Given request: Quote the records beneath, complete and exact. Leave out images.
* Start Source records *
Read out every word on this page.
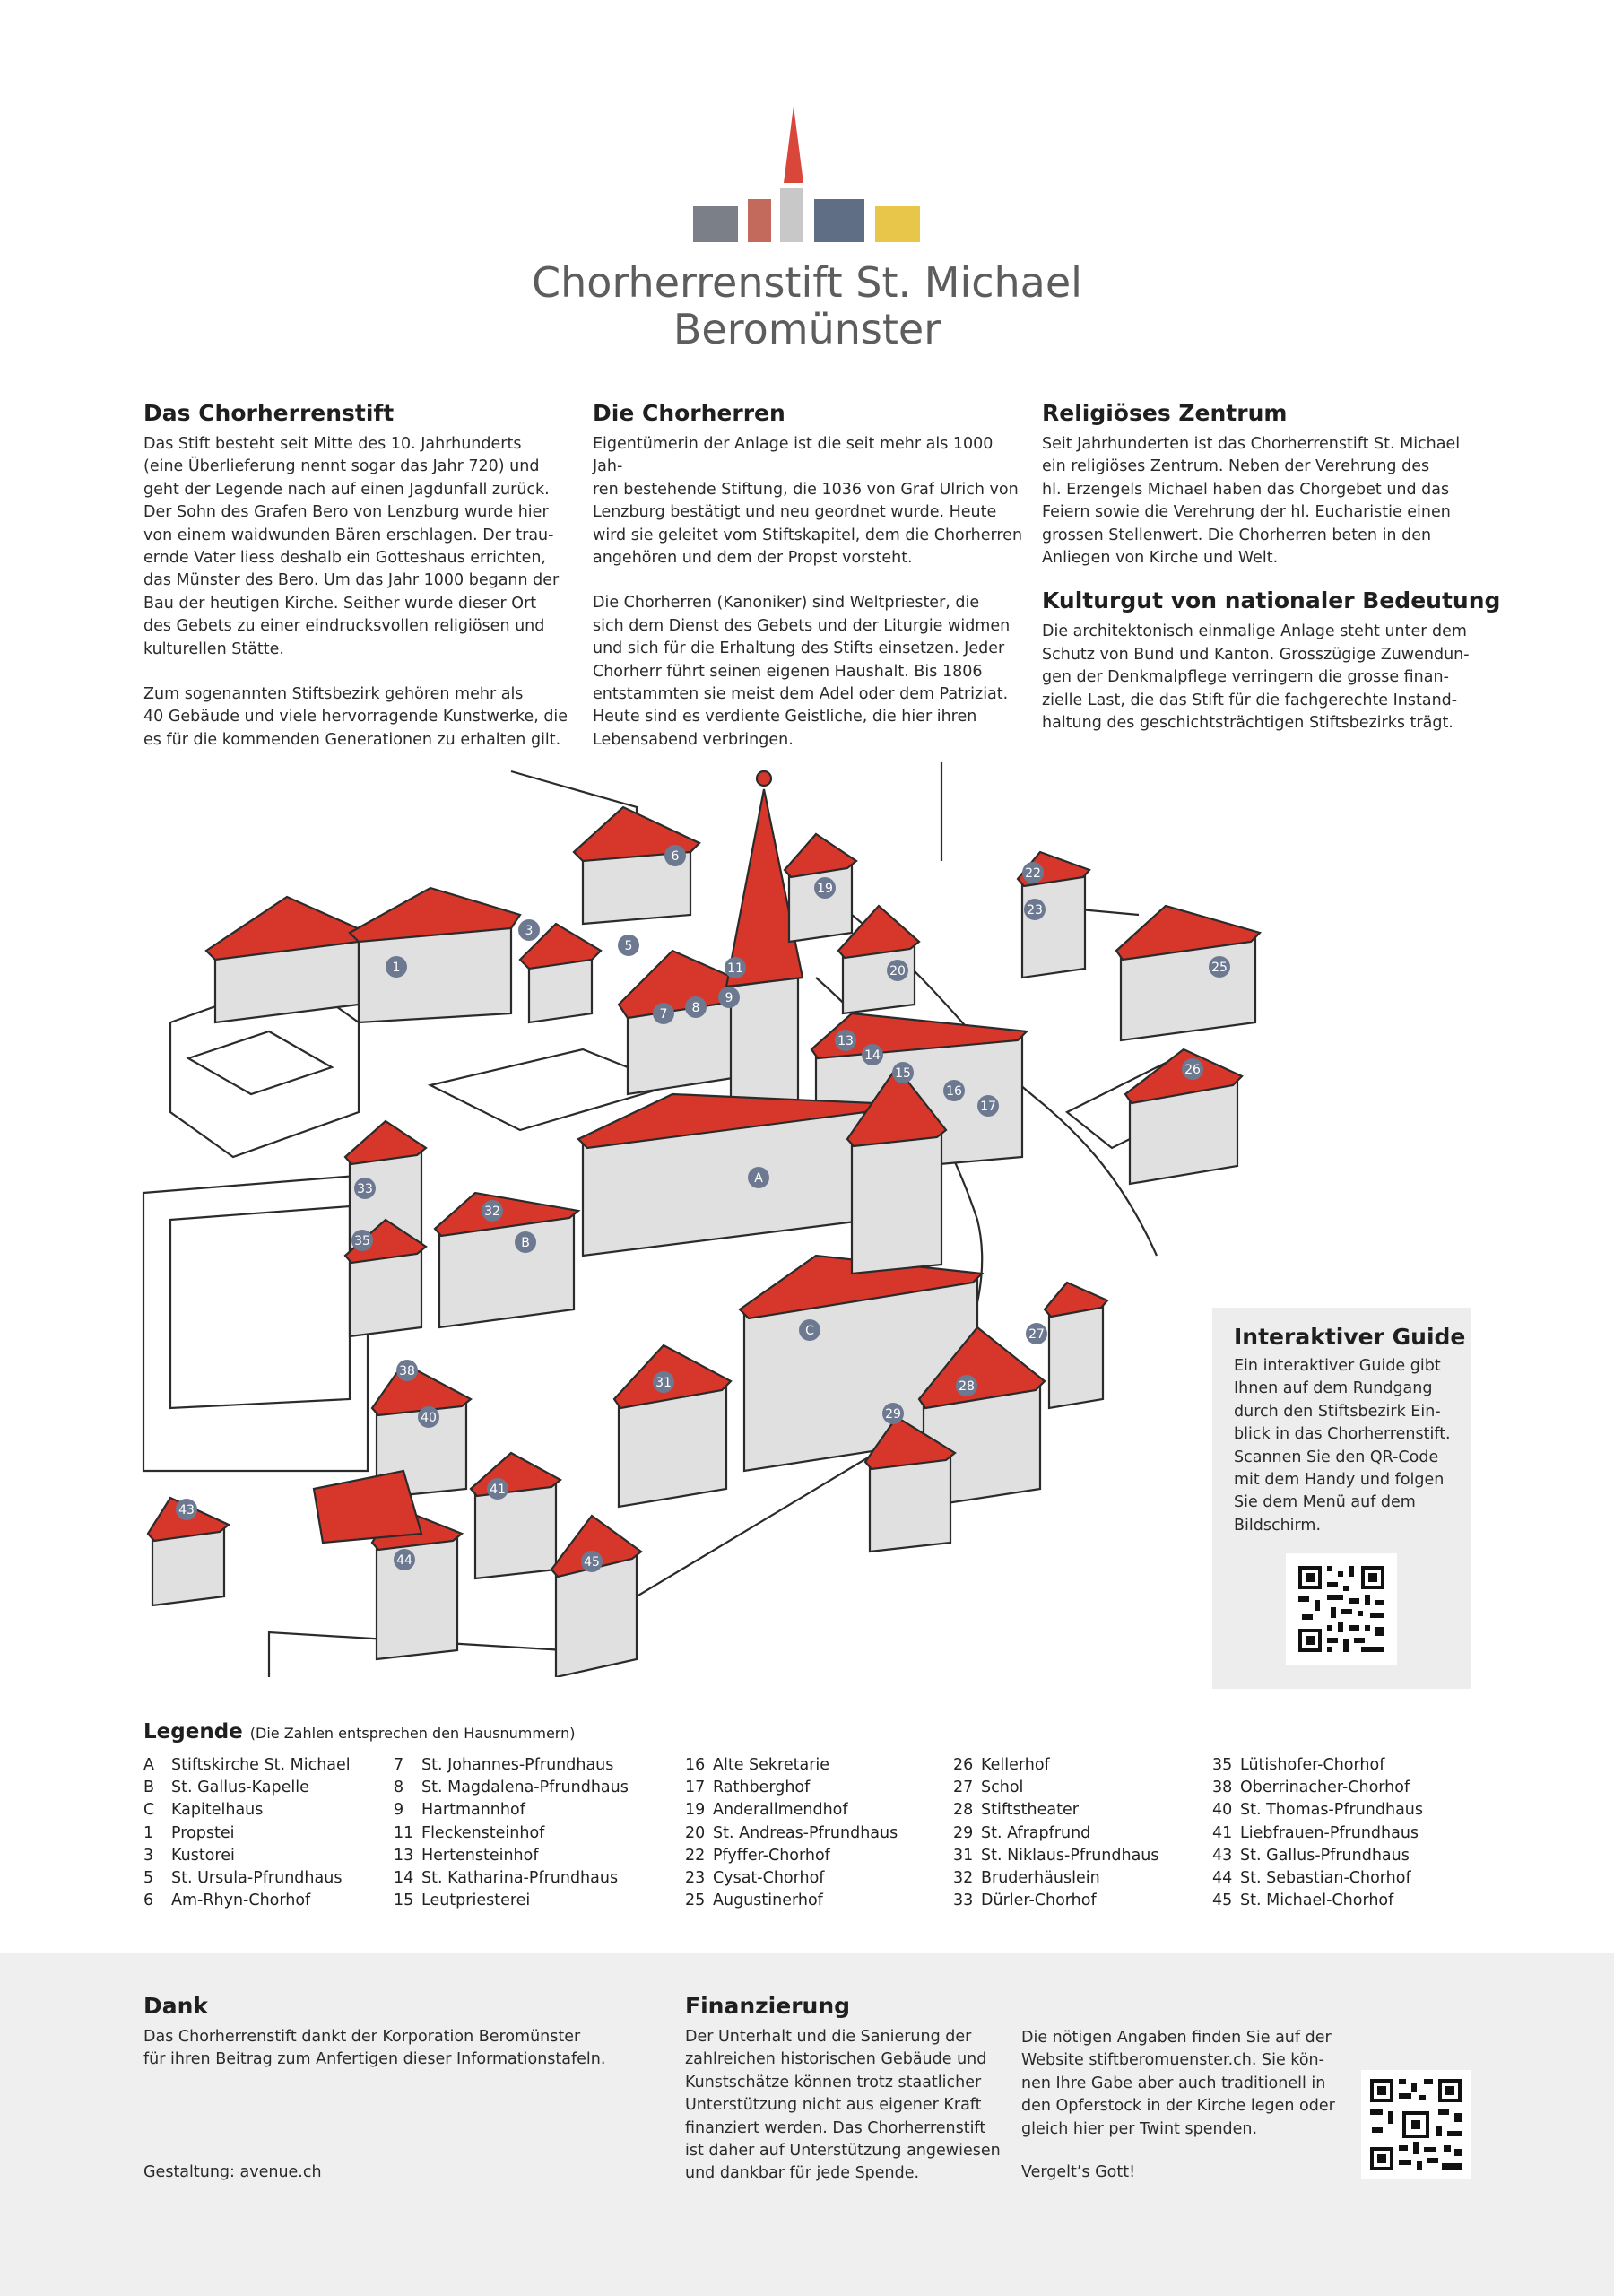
Chorherrenstift St. Michael
Beromünster
Das Chorherrenstift

Das Stift besteht seit Mitte des 10. Jahrhunderts
(eine Überlieferung nennt sogar das Jahr 720) und
geht der Legende nach auf einen Jagdunfall zurück.
Der Sohn des Grafen Bero von Lenzburg wurde hier
von einem waidwunden Bären erschlagen. Der trau-
ernde Vater liess deshalb ein Gotteshaus errichten,
das Münster des Bero. Um das Jahr 1000 begann der
Bau der heutigen Kirche. Seither wurde dieser Ort
des Gebets zu einer eindrucksvollen religiösen und
kulturellen Stätte.

Zum sogenannten Stiftsbezirk gehören mehr als
40 Gebäude und viele hervorragende Kunstwerke, die
es für die kommenden Generationen zu erhalten gilt.

Die Chorherren

Eigentümerin der Anlage ist die seit mehr als 1000 Jah-
ren bestehende Stiftung, die 1036 von Graf Ulrich von
Lenzburg bestätigt und neu geordnet wurde. Heute
wird sie geleitet vom Stiftskapitel, dem die Chorherren
angehören und dem der Propst vorsteht.

Die Chorherren (Kanoniker) sind Weltpriester, die
sich dem Dienst des Gebets und der Liturgie widmen
und sich für die Erhaltung des Stifts einsetzen. Jeder
Chorherr führt seinen eigenen Haushalt. Bis 1806
entstammten sie meist dem Adel oder dem Patriziat.
Heute sind es verdiente Geistliche, die hier ihren
Lebensabend verbringen.

Religiöses Zentrum

Seit Jahrhunderten ist das Chorherrenstift St. Michael
ein religiöses Zentrum. Neben der Verehrung des
hl. Erzengels Michael haben das Chorgebet und das
Feiern sowie die Verehrung der hl. Eucharistie einen
grossen Stellenwert. Die Chorherren beten in den
Anliegen von Kirche und Welt.

Kulturgut von nationaler Bedeutung

Die architektonisch einmalige Anlage steht unter dem
Schutz von Bund und Kanton. Grosszügige Zuwendun-
gen der Denkmalpflege verringern die grosse finan-
zielle Last, die das Stift für die fachgerechte Instand-
haltung des geschichtsträchtigen Stiftsbezirks trägt.

A
B
C
1
3
5
6
7 8
9
11
13
14
15
16
17
19
20
22
23
25
26
27
28
29
31
32
33
35
38
40
41
43
44	45
Interaktiver Guide
Ein interaktiver Guide gibt
Ihnen auf dem Rundgang
durch den Stiftsbezirk Ein-
blick in das Chorherrenstift.
Scannen Sie den QR-Code
mit dem Handy und folgen
Sie dem Menü auf dem
Bildschirm.
Legende (Die Zahlen entsprechen den Hausnummern)
A	Stiftskirche St. Michael
B	St. Gallus-Kapelle
C	Kapitelhaus
1	Propstei
3	Kustorei
5	St. Ursula-Pfrundhaus
6	Am-Rhyn-Chorhof
7	St. Johannes-Pfrundhaus
8	St. Magdalena-Pfrundhaus
9	Hartmannhof
11 Fleckensteinhof
13 Hertensteinhof
14 St. Katharina-Pfrundhaus
15 Leutpriesterei
16 Alte Sekretarie
17 Rathberghof
19 Anderallmendhof
20 St. Andreas-Pfrundhaus
22 Pfyffer-Chorhof
23 Cysat-Chorhof
25 Augustinerhof
26 Kellerhof
27 Schol
28 Stiftstheater
29 St. Afrapfrund
31 St. Niklaus-Pfrundhaus
32 Bruderhäuslein
33 Dürler-Chorhof
35 Lütishofer-Chorhof
38 Oberrinacher-Chorhof
40 St. Thomas-Pfrundhaus
41 Liebfrauen-Pfrundhaus
43 St. Gallus-Pfrundhaus
44 St. Sebastian-Chorhof
45 St. Michael-Chorhof
Dank
Das Chorherrenstift dankt der Korporation Beromünster
für ihren Beitrag zum Anfertigen dieser Informationstafeln.
Gestaltung: avenue.ch
Finanzierung
Der Unterhalt und die Sanierung der
zahlreichen historischen Gebäude und
Kunstschätze können trotz staatlicher
Unterstützung nicht aus eigener Kraft
finanziert werden. Das Chorherrenstift
ist daher auf Unterstützung angewiesen
und dankbar für jede Spende.
Die nötigen Angaben finden Sie auf der
Website stiftberomuenster.ch. Sie kön-
nen Ihre Gabe aber auch traditionell in
den Opferstock in der Kirche legen oder
gleich hier per Twint spenden.
Vergelt’s Gott!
* End Source records *
Task output:
Read out every word on this page.
Chorherrenstift St. Michael
Beromünster
Das Chorherrenstift

Das Stift besteht seit Mitte des 10. Jahrhunderts
(eine Überlieferung nennt sogar das Jahr 720) und
geht der Legende nach auf einen Jagdunfall zurück.
Der Sohn des Grafen Bero von Lenzburg wurde hier
von einem waidwunden Bären erschlagen. Der trau-
ernde Vater liess deshalb ein Gotteshaus errichten,
das Münster des Bero. Um das Jahr 1000 begann der
Bau der heutigen Kirche. Seither wurde dieser Ort
des Gebets zu einer eindrucksvollen religiösen und
kulturellen Stätte.

Zum sogenannten Stiftsbezirk gehören mehr als
40 Gebäude und viele hervorragende Kunstwerke, die
es für die kommenden Generationen zu erhalten gilt.

Die Chorherren

Eigentümerin der Anlage ist die seit mehr als 1000 Jah-
ren bestehende Stiftung, die 1036 von Graf Ulrich von
Lenzburg bestätigt und neu geordnet wurde. Heute
wird sie geleitet vom Stiftskapitel, dem die Chorherren
angehören und dem der Propst vorsteht.

Die Chorherren (Kanoniker) sind Weltpriester, die
sich dem Dienst des Gebets und der Liturgie widmen
und sich für die Erhaltung des Stifts einsetzen. Jeder
Chorherr führt seinen eigenen Haushalt. Bis 1806
entstammten sie meist dem Adel oder dem Patriziat.
Heute sind es verdiente Geistliche, die hier ihren
Lebensabend verbringen.

Religiöses Zentrum

Seit Jahrhunderten ist das Chorherrenstift St. Michael
ein religiöses Zentrum. Neben der Verehrung des
hl. Erzengels Michael haben das Chorgebet und das
Feiern sowie die Verehrung der hl. Eucharistie einen
grossen Stellenwert. Die Chorherren beten in den
Anliegen von Kirche und Welt.

Kulturgut von nationaler Bedeutung

Die architektonisch einmalige Anlage steht unter dem
Schutz von Bund und Kanton. Grosszügige Zuwendun-
gen der Denkmalpflege verringern die grosse finan-
zielle Last, die das Stift für die fachgerechte Instand-
haltung des geschichtsträchtigen Stiftsbezirks trägt.

A
B
C
1
3
5
6
7 8
9
11
13
14
15
16
17
19
20
22
23
25
26
27
28
29
31
32
33
35
38
40
41
43
44	45
Interaktiver Guide
Ein interaktiver Guide gibt
Ihnen auf dem Rundgang
durch den Stiftsbezirk Ein-
blick in das Chorherrenstift.
Scannen Sie den QR-Code
mit dem Handy und folgen
Sie dem Menü auf dem
Bildschirm.
Legende (Die Zahlen entsprechen den Hausnummern)
A	Stiftskirche St. Michael
B	St. Gallus-Kapelle
C	Kapitelhaus
1	Propstei
3	Kustorei
5	St. Ursula-Pfrundhaus
6	Am-Rhyn-Chorhof
7	St. Johannes-Pfrundhaus
8	St. Magdalena-Pfrundhaus
9	Hartmannhof
11 Fleckensteinhof
13 Hertensteinhof
14 St. Katharina-Pfrundhaus
15 Leutpriesterei
16 Alte Sekretarie
17 Rathberghof
19 Anderallmendhof
20 St. Andreas-Pfrundhaus
22 Pfyffer-Chorhof
23 Cysat-Chorhof
25 Augustinerhof
26 Kellerhof
27 Schol
28 Stiftstheater
29 St. Afrapfrund
31 St. Niklaus-Pfrundhaus
32 Bruderhäuslein
33 Dürler-Chorhof
35 Lütishofer-Chorhof
38 Oberrinacher-Chorhof
40 St. Thomas-Pfrundhaus
41 Liebfrauen-Pfrundhaus
43 St. Gallus-Pfrundhaus
44 St. Sebastian-Chorhof
45 St. Michael-Chorhof
Dank
Das Chorherrenstift dankt der Korporation Beromünster
für ihren Beitrag zum Anfertigen dieser Informationstafeln.
Gestaltung: avenue.ch
Finanzierung
Der Unterhalt und die Sanierung der
zahlreichen historischen Gebäude und
Kunstschätze können trotz staatlicher
Unterstützung nicht aus eigener Kraft
finanziert werden. Das Chorherrenstift
ist daher auf Unterstützung angewiesen
und dankbar für jede Spende.
Die nötigen Angaben finden Sie auf der
Website stiftberomuenster.ch. Sie kön-
nen Ihre Gabe aber auch traditionell in
den Opferstock in der Kirche legen oder
gleich hier per Twint spenden.
Vergelt’s Gott!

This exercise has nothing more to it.